Element-and-box listings
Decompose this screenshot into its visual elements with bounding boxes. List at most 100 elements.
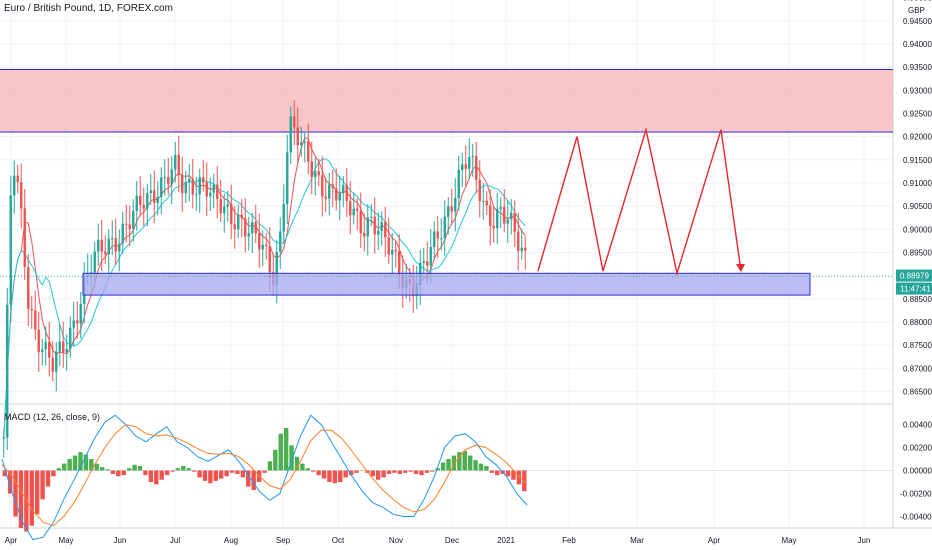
macd-histogram-bar: [110, 470, 116, 474]
macd-histogram-bar: [478, 463, 484, 471]
candle-body: [195, 194, 198, 196]
support-zone[interactable]: [82, 272, 811, 296]
time-tick-label: May: [781, 536, 796, 545]
resistance-zone[interactable]: [0, 69, 893, 133]
macd-histogram-bar: [2, 470, 7, 477]
macd-histogram-bar: [424, 470, 430, 473]
macd-histogram-bar: [278, 433, 283, 471]
projection-path[interactable]: [537, 126, 742, 277]
candle-body: [499, 206, 502, 209]
macd-histogram-bar: [316, 470, 321, 476]
candle-body: [489, 205, 492, 226]
candle-body: [398, 251, 401, 276]
candle-body: [181, 175, 184, 194]
macd-histogram-bar: [197, 470, 202, 478]
candle-body: [447, 206, 450, 217]
candle-body: [37, 329, 40, 353]
macd-histogram-bar: [132, 464, 137, 471]
candle-body: [20, 182, 23, 209]
price-tick-label: 0.88500: [903, 295, 932, 304]
macd-histogram-bar: [375, 470, 381, 480]
macd-histogram-bar: [359, 470, 365, 472]
candle-body: [503, 206, 506, 224]
candle-body: [510, 212, 513, 220]
macd-histogram-bar: [451, 455, 457, 471]
macd-histogram-bar: [240, 470, 246, 478]
candle-body: [429, 246, 432, 266]
macd-histogram-bar: [327, 470, 332, 483]
time-tick-label: Feb: [562, 536, 576, 545]
candle-body: [170, 169, 173, 185]
macd-histogram-bar: [67, 459, 72, 471]
candle-body: [209, 192, 212, 197]
price-tick-label: 0.87000: [903, 364, 932, 373]
macd-histogram-bar: [343, 470, 348, 478]
candle-body: [6, 304, 9, 438]
candle-body: [118, 243, 121, 252]
macd-histogram-bar: [137, 465, 143, 471]
candle-body: [275, 251, 278, 286]
macd-axis: 0.00400 0.00200 0.00000 -0.00200 -0.00400: [900, 421, 932, 522]
candle-body: [188, 178, 191, 182]
macd-tick-label: 0.00400: [903, 421, 932, 430]
macd-histogram-bar: [164, 470, 170, 476]
macd-histogram-bar: [202, 470, 208, 481]
candle-body: [72, 320, 75, 328]
price-tick-label: 0.87500: [903, 341, 932, 350]
macd-histogram-bar: [332, 470, 338, 484]
candle-body: [265, 244, 268, 247]
macd-histogram-bar: [305, 468, 311, 471]
candle-body: [349, 201, 352, 216]
macd-histogram-bar: [175, 468, 181, 471]
macd-histogram-bar: [99, 467, 105, 471]
time-tick-label: Jun: [858, 536, 871, 545]
candle-body: [258, 233, 261, 250]
macd-histogram-bar: [181, 465, 186, 471]
candle-body: [310, 161, 313, 178]
macd-histogram-bar: [78, 452, 83, 471]
macd-histogram-bar: [462, 450, 467, 471]
candle-body: [482, 200, 485, 202]
axis-currency-label: GBP: [908, 6, 925, 15]
candle-body: [146, 193, 149, 209]
time-tick-label: Apr: [5, 536, 18, 545]
macd-histogram-bar: [83, 454, 89, 471]
price-tick-label: 0.94500: [903, 17, 932, 26]
current-price-tag: [896, 269, 932, 282]
macd-histogram-bar: [300, 463, 305, 471]
candle-body: [16, 175, 19, 183]
candle-body: [286, 152, 289, 205]
signal-line: [1, 423, 528, 527]
candle-body: [457, 169, 460, 198]
macd-histogram-bar: [467, 455, 473, 471]
candle-body: [426, 261, 429, 266]
candle-body: [324, 196, 327, 199]
macd-histogram-bar: [283, 427, 289, 471]
current-price-value: 0.88979: [900, 272, 929, 281]
chart-title: Euro / British Pound, 1D, FOREX.com: [4, 3, 173, 14]
moving-averages: [3, 136, 526, 438]
candle-body: [328, 184, 331, 199]
candle-body: [254, 222, 257, 234]
macd-histogram-bar: [235, 470, 240, 474]
candle-body: [261, 244, 264, 250]
price-tick-label: 0.93500: [903, 63, 932, 72]
candle-body: [314, 171, 317, 178]
macd-histogram-bar: [489, 470, 495, 473]
candle-body: [335, 188, 338, 201]
time-tick-label: Dec: [445, 536, 459, 545]
macd-histogram-bar: [505, 470, 511, 477]
time-tick-label: Apr: [708, 536, 721, 545]
candle-body: [303, 141, 306, 143]
macd-tick-label: -0.00400: [900, 513, 932, 522]
macd-histogram-bar: [34, 470, 40, 515]
price-tick-label: 0.92500: [903, 109, 932, 118]
candle-body: [174, 154, 177, 170]
macd-pane: [0, 414, 893, 541]
macd-histogram-bar: [89, 459, 94, 471]
macd-histogram-bar: [191, 470, 197, 472]
candle-body: [76, 320, 79, 324]
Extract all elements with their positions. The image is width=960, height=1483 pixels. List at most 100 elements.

CHALLENGE - Copy out the listing again from the line with "macd-histogram-bar: [110, 470, 116, 474]" up to and including the line with "macd-histogram-bar: [424, 470, 430, 473]".

OUTPUT OF THE TASK -
macd-histogram-bar: [110, 470, 116, 474]
macd-histogram-bar: [478, 463, 484, 471]
candle-body: [195, 194, 198, 196]
support-zone[interactable]: [82, 272, 811, 296]
time-tick-label: May: [781, 536, 796, 545]
resistance-zone[interactable]: [0, 69, 893, 133]
macd-histogram-bar: [2, 470, 7, 477]
macd-histogram-bar: [424, 470, 430, 473]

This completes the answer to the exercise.